[Exercise brief] Show every line in the entries below where the word "social" appears.

[Data section]

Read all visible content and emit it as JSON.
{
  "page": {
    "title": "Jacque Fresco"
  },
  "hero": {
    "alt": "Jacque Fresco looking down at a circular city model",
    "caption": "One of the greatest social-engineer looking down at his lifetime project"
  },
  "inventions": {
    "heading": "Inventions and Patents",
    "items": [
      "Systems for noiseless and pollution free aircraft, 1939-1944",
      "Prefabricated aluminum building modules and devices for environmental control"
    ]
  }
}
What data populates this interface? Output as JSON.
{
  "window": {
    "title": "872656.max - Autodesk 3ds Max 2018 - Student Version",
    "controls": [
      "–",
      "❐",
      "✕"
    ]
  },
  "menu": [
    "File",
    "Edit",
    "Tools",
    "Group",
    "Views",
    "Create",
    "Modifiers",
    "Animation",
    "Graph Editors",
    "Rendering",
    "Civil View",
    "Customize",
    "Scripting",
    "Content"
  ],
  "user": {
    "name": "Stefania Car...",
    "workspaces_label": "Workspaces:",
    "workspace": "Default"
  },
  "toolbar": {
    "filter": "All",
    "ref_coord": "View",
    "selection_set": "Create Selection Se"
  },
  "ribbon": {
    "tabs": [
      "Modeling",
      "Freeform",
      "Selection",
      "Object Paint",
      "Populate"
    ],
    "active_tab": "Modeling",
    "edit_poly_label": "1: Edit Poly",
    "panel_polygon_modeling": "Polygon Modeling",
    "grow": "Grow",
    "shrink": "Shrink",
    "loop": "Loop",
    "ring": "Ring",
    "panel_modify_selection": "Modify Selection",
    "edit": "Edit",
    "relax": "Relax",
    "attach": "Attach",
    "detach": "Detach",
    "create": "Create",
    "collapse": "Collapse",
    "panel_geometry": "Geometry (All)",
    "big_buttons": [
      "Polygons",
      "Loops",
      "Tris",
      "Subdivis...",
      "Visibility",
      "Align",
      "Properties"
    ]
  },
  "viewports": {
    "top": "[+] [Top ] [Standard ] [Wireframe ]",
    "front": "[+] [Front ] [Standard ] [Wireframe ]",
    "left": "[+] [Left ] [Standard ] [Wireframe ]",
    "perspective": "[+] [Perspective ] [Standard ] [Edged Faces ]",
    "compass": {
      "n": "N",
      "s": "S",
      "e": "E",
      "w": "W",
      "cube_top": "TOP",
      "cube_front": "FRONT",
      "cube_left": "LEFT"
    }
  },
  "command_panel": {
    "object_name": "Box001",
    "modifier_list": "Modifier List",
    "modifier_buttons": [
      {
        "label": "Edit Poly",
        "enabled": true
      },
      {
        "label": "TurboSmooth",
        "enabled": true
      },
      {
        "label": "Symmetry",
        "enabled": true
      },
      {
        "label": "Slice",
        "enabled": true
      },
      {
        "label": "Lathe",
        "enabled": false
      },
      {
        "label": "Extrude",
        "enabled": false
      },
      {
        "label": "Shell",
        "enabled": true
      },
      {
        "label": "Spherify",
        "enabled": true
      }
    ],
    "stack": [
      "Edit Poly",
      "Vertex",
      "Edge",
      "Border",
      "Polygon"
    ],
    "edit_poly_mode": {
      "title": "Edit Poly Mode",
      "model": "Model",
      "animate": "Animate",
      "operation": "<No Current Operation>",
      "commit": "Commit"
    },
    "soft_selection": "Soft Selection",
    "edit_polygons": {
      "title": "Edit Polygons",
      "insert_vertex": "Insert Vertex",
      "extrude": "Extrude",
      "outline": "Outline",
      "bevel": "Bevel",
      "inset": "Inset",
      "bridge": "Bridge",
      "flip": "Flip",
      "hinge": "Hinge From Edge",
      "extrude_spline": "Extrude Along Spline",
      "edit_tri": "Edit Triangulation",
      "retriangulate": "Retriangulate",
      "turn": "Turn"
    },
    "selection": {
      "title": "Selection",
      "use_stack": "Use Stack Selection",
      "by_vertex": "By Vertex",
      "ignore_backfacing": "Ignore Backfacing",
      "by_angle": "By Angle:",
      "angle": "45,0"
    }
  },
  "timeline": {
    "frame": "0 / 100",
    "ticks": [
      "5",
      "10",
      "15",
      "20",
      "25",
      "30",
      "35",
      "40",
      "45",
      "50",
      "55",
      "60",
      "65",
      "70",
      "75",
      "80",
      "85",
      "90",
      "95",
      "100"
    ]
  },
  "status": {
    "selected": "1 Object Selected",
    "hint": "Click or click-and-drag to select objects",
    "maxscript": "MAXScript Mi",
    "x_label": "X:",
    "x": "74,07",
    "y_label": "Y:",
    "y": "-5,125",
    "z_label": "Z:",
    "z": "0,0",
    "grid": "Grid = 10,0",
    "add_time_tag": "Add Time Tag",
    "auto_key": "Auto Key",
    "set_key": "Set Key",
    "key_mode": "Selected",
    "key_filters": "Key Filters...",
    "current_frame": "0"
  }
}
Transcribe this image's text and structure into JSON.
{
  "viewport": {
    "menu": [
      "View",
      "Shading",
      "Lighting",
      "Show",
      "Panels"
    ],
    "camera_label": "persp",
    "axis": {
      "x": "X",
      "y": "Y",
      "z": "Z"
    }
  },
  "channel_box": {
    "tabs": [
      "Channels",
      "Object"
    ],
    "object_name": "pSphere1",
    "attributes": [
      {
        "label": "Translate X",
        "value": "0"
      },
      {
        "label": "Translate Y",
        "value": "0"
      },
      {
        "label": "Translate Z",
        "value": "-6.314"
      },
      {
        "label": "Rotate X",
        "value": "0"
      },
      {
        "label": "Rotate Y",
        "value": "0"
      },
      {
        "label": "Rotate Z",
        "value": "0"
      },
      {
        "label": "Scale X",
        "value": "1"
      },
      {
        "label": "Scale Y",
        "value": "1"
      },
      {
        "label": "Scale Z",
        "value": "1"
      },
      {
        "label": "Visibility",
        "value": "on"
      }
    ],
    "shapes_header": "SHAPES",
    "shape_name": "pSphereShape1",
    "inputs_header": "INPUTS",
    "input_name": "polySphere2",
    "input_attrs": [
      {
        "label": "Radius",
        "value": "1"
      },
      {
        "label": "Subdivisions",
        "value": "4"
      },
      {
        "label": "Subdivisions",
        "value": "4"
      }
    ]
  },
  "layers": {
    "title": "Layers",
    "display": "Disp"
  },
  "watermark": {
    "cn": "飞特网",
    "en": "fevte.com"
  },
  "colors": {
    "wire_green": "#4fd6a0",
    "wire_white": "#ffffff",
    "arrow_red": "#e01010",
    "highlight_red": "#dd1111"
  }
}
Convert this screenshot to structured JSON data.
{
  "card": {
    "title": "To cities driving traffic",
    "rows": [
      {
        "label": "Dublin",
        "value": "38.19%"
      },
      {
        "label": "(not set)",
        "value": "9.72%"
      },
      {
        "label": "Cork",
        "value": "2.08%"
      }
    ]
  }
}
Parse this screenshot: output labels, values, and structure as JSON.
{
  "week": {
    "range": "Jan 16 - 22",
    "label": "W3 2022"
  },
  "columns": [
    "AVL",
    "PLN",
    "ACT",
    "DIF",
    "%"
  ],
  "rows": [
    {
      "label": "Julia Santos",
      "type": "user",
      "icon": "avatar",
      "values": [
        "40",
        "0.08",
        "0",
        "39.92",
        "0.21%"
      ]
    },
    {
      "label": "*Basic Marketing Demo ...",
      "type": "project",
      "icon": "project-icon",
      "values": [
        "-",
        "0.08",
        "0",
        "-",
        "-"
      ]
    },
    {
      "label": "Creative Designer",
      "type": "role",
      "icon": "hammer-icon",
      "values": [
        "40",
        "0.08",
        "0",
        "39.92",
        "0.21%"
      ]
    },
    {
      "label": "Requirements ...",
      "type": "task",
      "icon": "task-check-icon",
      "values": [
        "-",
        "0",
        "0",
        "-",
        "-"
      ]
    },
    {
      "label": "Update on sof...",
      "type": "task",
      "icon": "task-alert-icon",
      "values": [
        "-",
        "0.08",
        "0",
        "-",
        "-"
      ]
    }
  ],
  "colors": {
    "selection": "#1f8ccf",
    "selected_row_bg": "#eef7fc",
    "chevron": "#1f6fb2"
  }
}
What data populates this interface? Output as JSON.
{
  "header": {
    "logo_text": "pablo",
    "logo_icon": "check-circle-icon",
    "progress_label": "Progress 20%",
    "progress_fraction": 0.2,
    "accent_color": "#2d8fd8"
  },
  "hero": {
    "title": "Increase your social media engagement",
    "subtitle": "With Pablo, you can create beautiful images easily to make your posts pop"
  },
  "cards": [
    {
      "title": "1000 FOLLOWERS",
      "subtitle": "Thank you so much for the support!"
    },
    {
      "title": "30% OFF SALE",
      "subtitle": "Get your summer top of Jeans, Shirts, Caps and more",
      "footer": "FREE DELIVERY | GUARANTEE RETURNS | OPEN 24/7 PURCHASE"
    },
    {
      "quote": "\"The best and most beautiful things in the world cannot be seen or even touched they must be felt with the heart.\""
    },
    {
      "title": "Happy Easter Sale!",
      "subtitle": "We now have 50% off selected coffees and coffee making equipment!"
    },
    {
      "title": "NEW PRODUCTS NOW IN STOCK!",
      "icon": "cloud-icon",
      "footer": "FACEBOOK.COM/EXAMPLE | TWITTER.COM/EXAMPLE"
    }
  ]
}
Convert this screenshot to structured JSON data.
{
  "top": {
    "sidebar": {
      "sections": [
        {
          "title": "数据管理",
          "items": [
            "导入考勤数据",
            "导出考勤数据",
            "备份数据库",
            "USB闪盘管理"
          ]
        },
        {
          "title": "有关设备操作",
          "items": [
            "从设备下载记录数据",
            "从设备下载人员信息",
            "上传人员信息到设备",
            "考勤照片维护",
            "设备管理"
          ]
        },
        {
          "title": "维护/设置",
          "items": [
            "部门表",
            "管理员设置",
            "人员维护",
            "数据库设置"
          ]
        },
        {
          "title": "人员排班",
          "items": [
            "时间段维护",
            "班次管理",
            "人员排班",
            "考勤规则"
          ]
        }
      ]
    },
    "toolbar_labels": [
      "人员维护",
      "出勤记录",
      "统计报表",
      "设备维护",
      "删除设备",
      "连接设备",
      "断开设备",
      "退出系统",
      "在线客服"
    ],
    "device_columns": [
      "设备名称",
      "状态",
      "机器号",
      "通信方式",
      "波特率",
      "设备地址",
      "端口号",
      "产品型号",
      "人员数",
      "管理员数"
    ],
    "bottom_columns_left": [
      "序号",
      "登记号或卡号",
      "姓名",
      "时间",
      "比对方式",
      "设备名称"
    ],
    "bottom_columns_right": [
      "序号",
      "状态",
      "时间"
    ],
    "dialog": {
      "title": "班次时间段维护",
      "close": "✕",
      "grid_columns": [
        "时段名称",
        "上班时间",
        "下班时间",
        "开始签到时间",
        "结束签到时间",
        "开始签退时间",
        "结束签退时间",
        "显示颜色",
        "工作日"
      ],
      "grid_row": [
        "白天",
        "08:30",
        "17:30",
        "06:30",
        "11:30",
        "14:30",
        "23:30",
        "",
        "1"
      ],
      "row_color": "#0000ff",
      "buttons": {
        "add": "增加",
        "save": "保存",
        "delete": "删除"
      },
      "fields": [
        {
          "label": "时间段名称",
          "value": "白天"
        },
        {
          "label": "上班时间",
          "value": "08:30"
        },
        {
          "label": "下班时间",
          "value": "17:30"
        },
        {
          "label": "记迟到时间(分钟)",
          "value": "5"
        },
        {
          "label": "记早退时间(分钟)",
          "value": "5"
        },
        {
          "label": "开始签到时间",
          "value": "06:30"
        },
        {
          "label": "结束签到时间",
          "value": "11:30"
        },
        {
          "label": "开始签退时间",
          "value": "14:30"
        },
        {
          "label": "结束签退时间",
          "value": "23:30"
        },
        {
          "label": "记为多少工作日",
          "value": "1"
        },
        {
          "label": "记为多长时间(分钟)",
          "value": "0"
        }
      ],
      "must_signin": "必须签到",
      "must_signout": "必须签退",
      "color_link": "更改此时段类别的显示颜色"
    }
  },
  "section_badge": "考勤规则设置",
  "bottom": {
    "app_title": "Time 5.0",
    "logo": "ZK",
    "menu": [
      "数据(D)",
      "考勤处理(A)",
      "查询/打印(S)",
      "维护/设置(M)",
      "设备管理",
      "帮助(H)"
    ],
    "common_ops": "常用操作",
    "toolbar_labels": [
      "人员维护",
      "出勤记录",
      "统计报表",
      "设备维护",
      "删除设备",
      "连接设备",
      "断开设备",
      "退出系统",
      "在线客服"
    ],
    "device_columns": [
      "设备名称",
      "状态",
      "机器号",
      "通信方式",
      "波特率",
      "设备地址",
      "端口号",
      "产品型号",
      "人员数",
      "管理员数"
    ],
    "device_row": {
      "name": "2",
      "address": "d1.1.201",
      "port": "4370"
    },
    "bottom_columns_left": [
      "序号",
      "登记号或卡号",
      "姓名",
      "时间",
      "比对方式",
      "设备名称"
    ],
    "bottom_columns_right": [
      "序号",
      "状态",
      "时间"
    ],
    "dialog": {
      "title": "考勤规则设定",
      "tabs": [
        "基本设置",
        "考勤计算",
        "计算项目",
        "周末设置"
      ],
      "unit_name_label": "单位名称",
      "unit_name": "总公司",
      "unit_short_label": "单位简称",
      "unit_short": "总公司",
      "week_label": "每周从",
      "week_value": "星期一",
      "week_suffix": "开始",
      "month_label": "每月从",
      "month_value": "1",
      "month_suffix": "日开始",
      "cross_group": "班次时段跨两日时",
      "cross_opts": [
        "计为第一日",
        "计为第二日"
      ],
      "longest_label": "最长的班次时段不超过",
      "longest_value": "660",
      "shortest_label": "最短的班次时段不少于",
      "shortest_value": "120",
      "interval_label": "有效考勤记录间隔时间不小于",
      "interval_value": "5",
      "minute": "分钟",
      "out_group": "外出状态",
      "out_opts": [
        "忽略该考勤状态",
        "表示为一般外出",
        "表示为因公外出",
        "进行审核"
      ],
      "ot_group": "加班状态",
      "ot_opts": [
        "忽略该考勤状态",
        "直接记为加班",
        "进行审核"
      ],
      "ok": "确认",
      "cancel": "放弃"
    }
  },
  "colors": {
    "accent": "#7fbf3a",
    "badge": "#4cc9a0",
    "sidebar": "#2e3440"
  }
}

[Correct result]
    "caption": "One of the greatest social-engineer looking down at his lifetime project"
    "title": "Increase your social media engagement",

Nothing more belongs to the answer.